REQUEST: An exact copy of every record is needed.
---+---
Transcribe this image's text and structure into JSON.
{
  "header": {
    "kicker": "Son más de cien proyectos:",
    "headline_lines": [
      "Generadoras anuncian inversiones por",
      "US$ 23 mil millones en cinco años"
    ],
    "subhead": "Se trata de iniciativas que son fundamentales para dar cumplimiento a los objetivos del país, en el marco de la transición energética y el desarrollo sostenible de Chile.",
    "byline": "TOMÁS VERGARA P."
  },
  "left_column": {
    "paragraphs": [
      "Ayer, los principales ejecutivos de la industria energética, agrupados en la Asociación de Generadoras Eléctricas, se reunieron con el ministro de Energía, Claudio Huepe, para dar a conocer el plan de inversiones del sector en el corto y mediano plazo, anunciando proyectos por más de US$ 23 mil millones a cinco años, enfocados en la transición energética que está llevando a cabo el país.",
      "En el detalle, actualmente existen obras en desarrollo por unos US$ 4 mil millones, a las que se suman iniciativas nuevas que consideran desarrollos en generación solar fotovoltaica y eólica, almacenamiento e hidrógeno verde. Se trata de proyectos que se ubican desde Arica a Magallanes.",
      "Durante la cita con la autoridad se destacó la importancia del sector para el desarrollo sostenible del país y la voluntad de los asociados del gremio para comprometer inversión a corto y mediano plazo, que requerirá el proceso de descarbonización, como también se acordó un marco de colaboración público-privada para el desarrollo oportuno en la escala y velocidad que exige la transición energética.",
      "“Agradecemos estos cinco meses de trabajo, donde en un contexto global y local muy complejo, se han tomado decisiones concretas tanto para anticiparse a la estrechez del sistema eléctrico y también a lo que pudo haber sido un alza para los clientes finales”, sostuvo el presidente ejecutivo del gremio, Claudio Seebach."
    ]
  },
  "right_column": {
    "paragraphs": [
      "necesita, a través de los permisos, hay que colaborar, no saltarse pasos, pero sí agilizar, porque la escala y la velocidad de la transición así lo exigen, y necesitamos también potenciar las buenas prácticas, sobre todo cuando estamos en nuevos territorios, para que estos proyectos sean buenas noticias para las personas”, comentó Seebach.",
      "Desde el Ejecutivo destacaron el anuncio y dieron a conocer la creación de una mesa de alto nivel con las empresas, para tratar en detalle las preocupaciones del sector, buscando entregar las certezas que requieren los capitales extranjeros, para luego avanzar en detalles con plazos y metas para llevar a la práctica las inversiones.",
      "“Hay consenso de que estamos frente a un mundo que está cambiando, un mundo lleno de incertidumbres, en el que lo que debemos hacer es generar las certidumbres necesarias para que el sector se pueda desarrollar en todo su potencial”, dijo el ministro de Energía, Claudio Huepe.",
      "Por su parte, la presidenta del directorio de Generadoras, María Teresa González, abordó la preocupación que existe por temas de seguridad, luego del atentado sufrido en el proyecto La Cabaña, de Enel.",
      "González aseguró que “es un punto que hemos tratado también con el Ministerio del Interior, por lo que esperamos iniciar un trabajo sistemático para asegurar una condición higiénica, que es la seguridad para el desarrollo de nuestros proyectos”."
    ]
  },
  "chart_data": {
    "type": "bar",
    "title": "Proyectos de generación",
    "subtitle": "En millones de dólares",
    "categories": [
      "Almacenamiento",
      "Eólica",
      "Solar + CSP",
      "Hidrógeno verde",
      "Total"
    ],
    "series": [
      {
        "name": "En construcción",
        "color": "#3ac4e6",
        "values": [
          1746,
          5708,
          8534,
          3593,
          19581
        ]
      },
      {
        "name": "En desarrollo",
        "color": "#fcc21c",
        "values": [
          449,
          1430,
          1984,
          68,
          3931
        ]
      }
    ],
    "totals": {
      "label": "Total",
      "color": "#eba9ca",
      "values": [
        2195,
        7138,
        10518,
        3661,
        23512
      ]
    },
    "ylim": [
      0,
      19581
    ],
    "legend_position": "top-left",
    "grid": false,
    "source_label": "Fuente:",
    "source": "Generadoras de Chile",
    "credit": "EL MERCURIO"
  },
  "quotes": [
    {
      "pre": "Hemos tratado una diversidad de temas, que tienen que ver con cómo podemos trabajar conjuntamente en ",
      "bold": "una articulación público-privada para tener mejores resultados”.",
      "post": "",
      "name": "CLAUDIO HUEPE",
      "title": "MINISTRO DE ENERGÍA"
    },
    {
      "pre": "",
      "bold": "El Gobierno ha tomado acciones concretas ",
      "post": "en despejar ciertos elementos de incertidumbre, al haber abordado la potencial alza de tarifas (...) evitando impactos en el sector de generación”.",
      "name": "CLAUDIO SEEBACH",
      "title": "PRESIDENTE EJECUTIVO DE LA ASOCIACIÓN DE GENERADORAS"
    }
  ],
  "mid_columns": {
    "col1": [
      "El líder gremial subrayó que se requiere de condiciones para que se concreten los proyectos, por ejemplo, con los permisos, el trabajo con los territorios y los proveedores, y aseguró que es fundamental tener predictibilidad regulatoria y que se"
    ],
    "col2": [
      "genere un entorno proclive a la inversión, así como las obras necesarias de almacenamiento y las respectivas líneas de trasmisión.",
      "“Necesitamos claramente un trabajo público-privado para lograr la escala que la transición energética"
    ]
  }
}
---+---
OUTPUT OF THE EXERCISE:
Transcribe this image's text and structure into JSON.
{
  "header": {
    "kicker": "Son más de cien proyectos:",
    "headline_lines": [
      "Generadoras anuncian inversiones por",
      "US$ 23 mil millones en cinco años"
    ],
    "subhead": "Se trata de iniciativas que son fundamentales para dar cumplimiento a los objetivos del país, en el marco de la transición energética y el desarrollo sostenible de Chile.",
    "byline": "TOMÁS VERGARA P."
  },
  "left_column": {
    "paragraphs": [
      "Ayer, los principales ejecutivos de la industria energética, agrupados en la Asociación de Generadoras Eléctricas, se reunieron con el ministro de Energía, Claudio Huepe, para dar a conocer el plan de inversiones del sector en el corto y mediano plazo, anunciando proyectos por más de US$ 23 mil millones a cinco años, enfocados en la transición energética que está llevando a cabo el país.",
      "En el detalle, actualmente existen obras en desarrollo por unos US$ 4 mil millones, a las que se suman iniciativas nuevas que consideran desarrollos en generación solar fotovoltaica y eólica, almacenamiento e hidrógeno verde. Se trata de proyectos que se ubican desde Arica a Magallanes.",
      "Durante la cita con la autoridad se destacó la importancia del sector para el desarrollo sostenible del país y la voluntad de los asociados del gremio para comprometer inversión a corto y mediano plazo, que requerirá el proceso de descarbonización, como también se acordó un marco de colaboración público-privada para el desarrollo oportuno en la escala y velocidad que exige la transición energética.",
      "“Agradecemos estos cinco meses de trabajo, donde en un contexto global y local muy complejo, se han tomado decisiones concretas tanto para anticiparse a la estrechez del sistema eléctrico y también a lo que pudo haber sido un alza para los clientes finales”, sostuvo el presidente ejecutivo del gremio, Claudio Seebach."
    ]
  },
  "right_column": {
    "paragraphs": [
      "necesita, a través de los permisos, hay que colaborar, no saltarse pasos, pero sí agilizar, porque la escala y la velocidad de la transición así lo exigen, y necesitamos también potenciar las buenas prácticas, sobre todo cuando estamos en nuevos territorios, para que estos proyectos sean buenas noticias para las personas”, comentó Seebach.",
      "Desde el Ejecutivo destacaron el anuncio y dieron a conocer la creación de una mesa de alto nivel con las empresas, para tratar en detalle las preocupaciones del sector, buscando entregar las certezas que requieren los capitales extranjeros, para luego avanzar en detalles con plazos y metas para llevar a la práctica las inversiones.",
      "“Hay consenso de que estamos frente a un mundo que está cambiando, un mundo lleno de incertidumbres, en el que lo que debemos hacer es generar las certidumbres necesarias para que el sector se pueda desarrollar en todo su potencial”, dijo el ministro de Energía, Claudio Huepe.",
      "Por su parte, la presidenta del directorio de Generadoras, María Teresa González, abordó la preocupación que existe por temas de seguridad, luego del atentado sufrido en el proyecto La Cabaña, de Enel.",
      "González aseguró que “es un punto que hemos tratado también con el Ministerio del Interior, por lo que esperamos iniciar un trabajo sistemático para asegurar una condición higiénica, que es la seguridad para el desarrollo de nuestros proyectos”."
    ]
  },
  "chart_data": {
    "type": "bar",
    "title": "Proyectos de generación",
    "subtitle": "En millones de dólares",
    "categories": [
      "Almacenamiento",
      "Eólica",
      "Solar + CSP",
      "Hidrógeno verde",
      "Total"
    ],
    "series": [
      {
        "name": "En construcción",
        "color": "#3ac4e6",
        "values": [
          1746,
          5708,
          8534,
          3593,
          19581
        ]
      },
      {
        "name": "En desarrollo",
        "color": "#fcc21c",
        "values": [
          449,
          1430,
          1984,
          68,
          3931
        ]
      }
    ],
    "totals": {
      "label": "Total",
      "color": "#eba9ca",
      "values": [
        2195,
        7138,
        10518,
        3661,
        23512
      ]
    },
    "ylim": [
      0,
      19581
    ],
    "legend_position": "top-left",
    "grid": false,
    "source_label": "Fuente:",
    "source": "Generadoras de Chile",
    "credit": "EL MERCURIO"
  },
  "quotes": [
    {
      "pre": "Hemos tratado una diversidad de temas, que tienen que ver con cómo podemos trabajar conjuntamente en ",
      "bold": "una articulación público-privada para tener mejores resultados”.",
      "post": "",
      "name": "CLAUDIO HUEPE",
      "title": "MINISTRO DE ENERGÍA"
    },
    {
      "pre": "",
      "bold": "El Gobierno ha tomado acciones concretas ",
      "post": "en despejar ciertos elementos de incertidumbre, al haber abordado la potencial alza de tarifas (...) evitando impactos en el sector de generación”.",
      "name": "CLAUDIO SEEBACH",
      "title": "PRESIDENTE EJECUTIVO DE LA ASOCIACIÓN DE GENERADORAS"
    }
  ],
  "mid_columns": {
    "col1": [
      "El líder gremial subrayó que se requiere de condiciones para que se concreten los proyectos, por ejemplo, con los permisos, el trabajo con los territorios y los proveedores, y aseguró que es fundamental tener predictibilidad regulatoria y que se"
    ],
    "col2": [
      "genere un entorno proclive a la inversión, así como las obras necesarias de almacenamiento y las respectivas líneas de trasmisión.",
      "“Necesitamos claramente un trabajo público-privado para lograr la escala que la transición energética"
    ]
  }
}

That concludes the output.